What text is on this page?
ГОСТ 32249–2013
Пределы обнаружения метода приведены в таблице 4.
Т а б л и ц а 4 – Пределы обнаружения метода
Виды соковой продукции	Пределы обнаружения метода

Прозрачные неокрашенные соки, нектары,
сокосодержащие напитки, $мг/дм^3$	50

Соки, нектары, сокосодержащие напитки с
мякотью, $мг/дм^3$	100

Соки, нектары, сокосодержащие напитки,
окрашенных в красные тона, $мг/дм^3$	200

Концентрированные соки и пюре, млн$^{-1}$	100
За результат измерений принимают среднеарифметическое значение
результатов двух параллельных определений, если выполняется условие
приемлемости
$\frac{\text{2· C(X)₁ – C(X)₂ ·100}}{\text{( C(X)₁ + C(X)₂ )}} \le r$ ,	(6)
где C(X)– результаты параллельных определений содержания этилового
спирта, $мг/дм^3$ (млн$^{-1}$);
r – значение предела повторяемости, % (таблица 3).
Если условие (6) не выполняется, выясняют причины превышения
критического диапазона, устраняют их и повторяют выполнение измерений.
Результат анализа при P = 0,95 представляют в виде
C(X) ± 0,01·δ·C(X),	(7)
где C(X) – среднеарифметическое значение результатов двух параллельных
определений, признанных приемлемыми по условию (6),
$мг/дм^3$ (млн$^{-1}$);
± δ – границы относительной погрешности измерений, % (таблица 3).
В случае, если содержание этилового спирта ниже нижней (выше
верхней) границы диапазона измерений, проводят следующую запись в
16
----
List the lines of the entries that include "нектары".

Прозрачные неокрашенные соки, нектары,
Соки, нектары, сокосодержащие напитки с
Соки, нектары, сокосодержащие напитки,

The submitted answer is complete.